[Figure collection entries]
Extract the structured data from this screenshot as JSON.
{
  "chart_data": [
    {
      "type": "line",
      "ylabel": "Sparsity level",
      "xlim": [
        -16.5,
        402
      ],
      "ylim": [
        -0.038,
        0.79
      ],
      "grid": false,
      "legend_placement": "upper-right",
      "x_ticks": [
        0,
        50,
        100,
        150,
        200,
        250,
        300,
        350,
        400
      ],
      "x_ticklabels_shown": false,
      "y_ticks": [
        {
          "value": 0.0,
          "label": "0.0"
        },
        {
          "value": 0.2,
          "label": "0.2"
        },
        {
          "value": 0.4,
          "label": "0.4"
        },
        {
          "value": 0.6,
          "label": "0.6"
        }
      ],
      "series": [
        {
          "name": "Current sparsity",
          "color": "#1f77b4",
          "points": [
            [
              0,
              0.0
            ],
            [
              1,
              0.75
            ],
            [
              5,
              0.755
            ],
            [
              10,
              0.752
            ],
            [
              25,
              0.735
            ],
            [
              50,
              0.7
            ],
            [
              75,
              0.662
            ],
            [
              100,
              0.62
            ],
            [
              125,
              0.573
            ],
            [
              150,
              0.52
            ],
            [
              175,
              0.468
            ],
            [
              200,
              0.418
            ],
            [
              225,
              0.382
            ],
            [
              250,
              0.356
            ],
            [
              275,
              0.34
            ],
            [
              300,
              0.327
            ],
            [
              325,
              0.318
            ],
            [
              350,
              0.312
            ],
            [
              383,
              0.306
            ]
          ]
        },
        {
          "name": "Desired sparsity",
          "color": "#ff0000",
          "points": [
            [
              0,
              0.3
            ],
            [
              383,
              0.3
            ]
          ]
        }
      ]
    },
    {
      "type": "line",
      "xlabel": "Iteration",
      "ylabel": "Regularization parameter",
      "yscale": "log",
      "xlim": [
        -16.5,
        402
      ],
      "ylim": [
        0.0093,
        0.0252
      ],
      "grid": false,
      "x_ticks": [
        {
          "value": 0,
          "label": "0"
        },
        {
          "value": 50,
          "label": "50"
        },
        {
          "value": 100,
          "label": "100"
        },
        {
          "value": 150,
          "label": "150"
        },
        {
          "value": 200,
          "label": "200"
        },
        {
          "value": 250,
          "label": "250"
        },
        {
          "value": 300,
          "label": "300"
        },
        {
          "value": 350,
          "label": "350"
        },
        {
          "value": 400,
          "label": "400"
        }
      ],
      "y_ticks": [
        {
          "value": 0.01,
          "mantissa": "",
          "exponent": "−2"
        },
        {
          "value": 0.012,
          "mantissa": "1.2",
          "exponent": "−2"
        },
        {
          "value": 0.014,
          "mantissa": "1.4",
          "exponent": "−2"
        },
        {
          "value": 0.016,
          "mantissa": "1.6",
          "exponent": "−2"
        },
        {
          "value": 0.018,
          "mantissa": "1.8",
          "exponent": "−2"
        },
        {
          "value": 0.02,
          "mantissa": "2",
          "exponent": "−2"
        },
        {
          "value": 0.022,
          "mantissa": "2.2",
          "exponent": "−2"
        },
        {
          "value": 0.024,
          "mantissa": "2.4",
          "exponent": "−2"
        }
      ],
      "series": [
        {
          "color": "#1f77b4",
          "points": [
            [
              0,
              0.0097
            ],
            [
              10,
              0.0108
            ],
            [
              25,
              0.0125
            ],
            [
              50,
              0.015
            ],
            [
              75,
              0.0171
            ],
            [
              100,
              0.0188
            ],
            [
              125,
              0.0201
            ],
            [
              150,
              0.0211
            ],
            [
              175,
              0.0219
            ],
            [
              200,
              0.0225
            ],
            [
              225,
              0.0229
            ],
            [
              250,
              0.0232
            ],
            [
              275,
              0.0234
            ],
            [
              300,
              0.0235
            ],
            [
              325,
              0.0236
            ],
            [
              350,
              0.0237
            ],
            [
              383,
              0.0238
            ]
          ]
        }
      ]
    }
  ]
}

◆ Exercise ◆
Print the material above once more, exactly.

◆ Solution ◆
Extract the structured data from this screenshot as JSON.
{
  "chart_data": [
    {
      "type": "line",
      "ylabel": "Sparsity level",
      "xlim": [
        -16.5,
        402
      ],
      "ylim": [
        -0.038,
        0.79
      ],
      "grid": false,
      "legend_placement": "upper-right",
      "x_ticks": [
        0,
        50,
        100,
        150,
        200,
        250,
        300,
        350,
        400
      ],
      "x_ticklabels_shown": false,
      "y_ticks": [
        {
          "value": 0.0,
          "label": "0.0"
        },
        {
          "value": 0.2,
          "label": "0.2"
        },
        {
          "value": 0.4,
          "label": "0.4"
        },
        {
          "value": 0.6,
          "label": "0.6"
        }
      ],
      "series": [
        {
          "name": "Current sparsity",
          "color": "#1f77b4",
          "points": [
            [
              0,
              0.0
            ],
            [
              1,
              0.75
            ],
            [
              5,
              0.755
            ],
            [
              10,
              0.752
            ],
            [
              25,
              0.735
            ],
            [
              50,
              0.7
            ],
            [
              75,
              0.662
            ],
            [
              100,
              0.62
            ],
            [
              125,
              0.573
            ],
            [
              150,
              0.52
            ],
            [
              175,
              0.468
            ],
            [
              200,
              0.418
            ],
            [
              225,
              0.382
            ],
            [
              250,
              0.356
            ],
            [
              275,
              0.34
            ],
            [
              300,
              0.327
            ],
            [
              325,
              0.318
            ],
            [
              350,
              0.312
            ],
            [
              383,
              0.306
            ]
          ]
        },
        {
          "name": "Desired sparsity",
          "color": "#ff0000",
          "points": [
            [
              0,
              0.3
            ],
            [
              383,
              0.3
            ]
          ]
        }
      ]
    },
    {
      "type": "line",
      "xlabel": "Iteration",
      "ylabel": "Regularization parameter",
      "yscale": "log",
      "xlim": [
        -16.5,
        402
      ],
      "ylim": [
        0.0093,
        0.0252
      ],
      "grid": false,
      "x_ticks": [
        {
          "value": 0,
          "label": "0"
        },
        {
          "value": 50,
          "label": "50"
        },
        {
          "value": 100,
          "label": "100"
        },
        {
          "value": 150,
          "label": "150"
        },
        {
          "value": 200,
          "label": "200"
        },
        {
          "value": 250,
          "label": "250"
        },
        {
          "value": 300,
          "label": "300"
        },
        {
          "value": 350,
          "label": "350"
        },
        {
          "value": 400,
          "label": "400"
        }
      ],
      "y_ticks": [
        {
          "value": 0.01,
          "mantissa": "",
          "exponent": "−2"
        },
        {
          "value": 0.012,
          "mantissa": "1.2",
          "exponent": "−2"
        },
        {
          "value": 0.014,
          "mantissa": "1.4",
          "exponent": "−2"
        },
        {
          "value": 0.016,
          "mantissa": "1.6",
          "exponent": "−2"
        },
        {
          "value": 0.018,
          "mantissa": "1.8",
          "exponent": "−2"
        },
        {
          "value": 0.02,
          "mantissa": "2",
          "exponent": "−2"
        },
        {
          "value": 0.022,
          "mantissa": "2.2",
          "exponent": "−2"
        },
        {
          "value": 0.024,
          "mantissa": "2.4",
          "exponent": "−2"
        }
      ],
      "series": [
        {
          "color": "#1f77b4",
          "points": [
            [
              0,
              0.0097
            ],
            [
              10,
              0.0108
            ],
            [
              25,
              0.0125
            ],
            [
              50,
              0.015
            ],
            [
              75,
              0.0171
            ],
            [
              100,
              0.0188
            ],
            [
              125,
              0.0201
            ],
            [
              150,
              0.0211
            ],
            [
              175,
              0.0219
            ],
            [
              200,
              0.0225
            ],
            [
              225,
              0.0229
            ],
            [
              250,
              0.0232
            ],
            [
              275,
              0.0234
            ],
            [
              300,
              0.0235
            ],
            [
              325,
              0.0236
            ],
            [
              350,
              0.0237
            ],
            [
              383,
              0.0238
            ]
          ]
        }
      ]
    }
  ]
}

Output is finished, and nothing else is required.